## Exercise details
Quote every line of the material beneath this one.

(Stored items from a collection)
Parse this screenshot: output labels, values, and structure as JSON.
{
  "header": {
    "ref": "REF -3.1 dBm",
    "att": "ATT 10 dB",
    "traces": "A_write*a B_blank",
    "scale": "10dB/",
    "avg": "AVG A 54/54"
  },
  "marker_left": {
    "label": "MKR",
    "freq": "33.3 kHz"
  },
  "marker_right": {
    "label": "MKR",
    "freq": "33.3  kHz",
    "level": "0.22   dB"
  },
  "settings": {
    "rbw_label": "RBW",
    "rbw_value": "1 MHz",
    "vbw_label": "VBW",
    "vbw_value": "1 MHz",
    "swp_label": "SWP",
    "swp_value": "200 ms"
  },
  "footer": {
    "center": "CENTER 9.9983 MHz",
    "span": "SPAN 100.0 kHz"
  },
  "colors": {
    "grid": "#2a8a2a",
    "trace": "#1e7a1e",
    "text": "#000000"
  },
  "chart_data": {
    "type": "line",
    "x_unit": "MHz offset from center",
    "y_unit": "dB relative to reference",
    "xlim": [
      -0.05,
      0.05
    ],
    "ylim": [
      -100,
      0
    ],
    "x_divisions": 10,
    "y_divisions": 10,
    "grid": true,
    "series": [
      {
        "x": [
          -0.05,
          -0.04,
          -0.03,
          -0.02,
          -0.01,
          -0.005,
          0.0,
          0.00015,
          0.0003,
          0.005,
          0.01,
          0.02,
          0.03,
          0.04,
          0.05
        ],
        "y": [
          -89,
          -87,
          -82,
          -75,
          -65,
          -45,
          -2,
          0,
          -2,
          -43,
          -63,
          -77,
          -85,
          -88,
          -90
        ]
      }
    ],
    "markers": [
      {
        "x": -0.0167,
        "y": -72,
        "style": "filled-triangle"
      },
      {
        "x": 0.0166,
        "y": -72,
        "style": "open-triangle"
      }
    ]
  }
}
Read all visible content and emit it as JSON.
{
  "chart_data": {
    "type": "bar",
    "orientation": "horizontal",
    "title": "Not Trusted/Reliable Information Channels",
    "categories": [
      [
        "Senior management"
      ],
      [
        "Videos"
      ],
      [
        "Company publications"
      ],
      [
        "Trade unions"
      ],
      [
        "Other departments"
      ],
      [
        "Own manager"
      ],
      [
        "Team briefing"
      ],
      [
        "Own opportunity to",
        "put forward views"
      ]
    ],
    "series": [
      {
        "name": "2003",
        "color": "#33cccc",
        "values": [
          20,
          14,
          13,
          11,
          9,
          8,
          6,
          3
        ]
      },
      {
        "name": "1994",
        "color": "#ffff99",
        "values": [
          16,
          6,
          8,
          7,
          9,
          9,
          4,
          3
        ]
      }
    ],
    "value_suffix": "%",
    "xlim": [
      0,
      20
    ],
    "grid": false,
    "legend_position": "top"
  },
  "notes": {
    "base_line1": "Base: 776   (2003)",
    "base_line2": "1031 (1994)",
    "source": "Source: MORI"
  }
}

## Task response
Parse this screenshot: output labels, values, and structure as JSON.
{
  "header": {
    "ref": "REF -3.1 dBm",
    "att": "ATT 10 dB",
    "traces": "A_write*a B_blank",
    "scale": "10dB/",
    "avg": "AVG A 54/54"
  },
  "marker_left": {
    "label": "MKR",
    "freq": "33.3 kHz"
  },
  "marker_right": {
    "label": "MKR",
    "freq": "33.3  kHz",
    "level": "0.22   dB"
  },
  "settings": {
    "rbw_label": "RBW",
    "rbw_value": "1 MHz",
    "vbw_label": "VBW",
    "vbw_value": "1 MHz",
    "swp_label": "SWP",
    "swp_value": "200 ms"
  },
  "footer": {
    "center": "CENTER 9.9983 MHz",
    "span": "SPAN 100.0 kHz"
  },
  "colors": {
    "grid": "#2a8a2a",
    "trace": "#1e7a1e",
    "text": "#000000"
  },
  "chart_data": {
    "type": "line",
    "x_unit": "MHz offset from center",
    "y_unit": "dB relative to reference",
    "xlim": [
      -0.05,
      0.05
    ],
    "ylim": [
      -100,
      0
    ],
    "x_divisions": 10,
    "y_divisions": 10,
    "grid": true,
    "series": [
      {
        "x": [
          -0.05,
          -0.04,
          -0.03,
          -0.02,
          -0.01,
          -0.005,
          0.0,
          0.00015,
          0.0003,
          0.005,
          0.01,
          0.02,
          0.03,
          0.04,
          0.05
        ],
        "y": [
          -89,
          -87,
          -82,
          -75,
          -65,
          -45,
          -2,
          0,
          -2,
          -43,
          -63,
          -77,
          -85,
          -88,
          -90
        ]
      }
    ],
    "markers": [
      {
        "x": -0.0167,
        "y": -72,
        "style": "filled-triangle"
      },
      {
        "x": 0.0166,
        "y": -72,
        "style": "open-triangle"
      }
    ]
  }
}
Read all visible content and emit it as JSON.
{
  "chart_data": {
    "type": "bar",
    "orientation": "horizontal",
    "title": "Not Trusted/Reliable Information Channels",
    "categories": [
      [
        "Senior management"
      ],
      [
        "Videos"
      ],
      [
        "Company publications"
      ],
      [
        "Trade unions"
      ],
      [
        "Other departments"
      ],
      [
        "Own manager"
      ],
      [
        "Team briefing"
      ],
      [
        "Own opportunity to",
        "put forward views"
      ]
    ],
    "series": [
      {
        "name": "2003",
        "color": "#33cccc",
        "values": [
          20,
          14,
          13,
          11,
          9,
          8,
          6,
          3
        ]
      },
      {
        "name": "1994",
        "color": "#ffff99",
        "values": [
          16,
          6,
          8,
          7,
          9,
          9,
          4,
          3
        ]
      }
    ],
    "value_suffix": "%",
    "xlim": [
      0,
      20
    ],
    "grid": false,
    "legend_position": "top"
  },
  "notes": {
    "base_line1": "Base: 776   (2003)",
    "base_line2": "1031 (1994)",
    "source": "Source: MORI"
  }
}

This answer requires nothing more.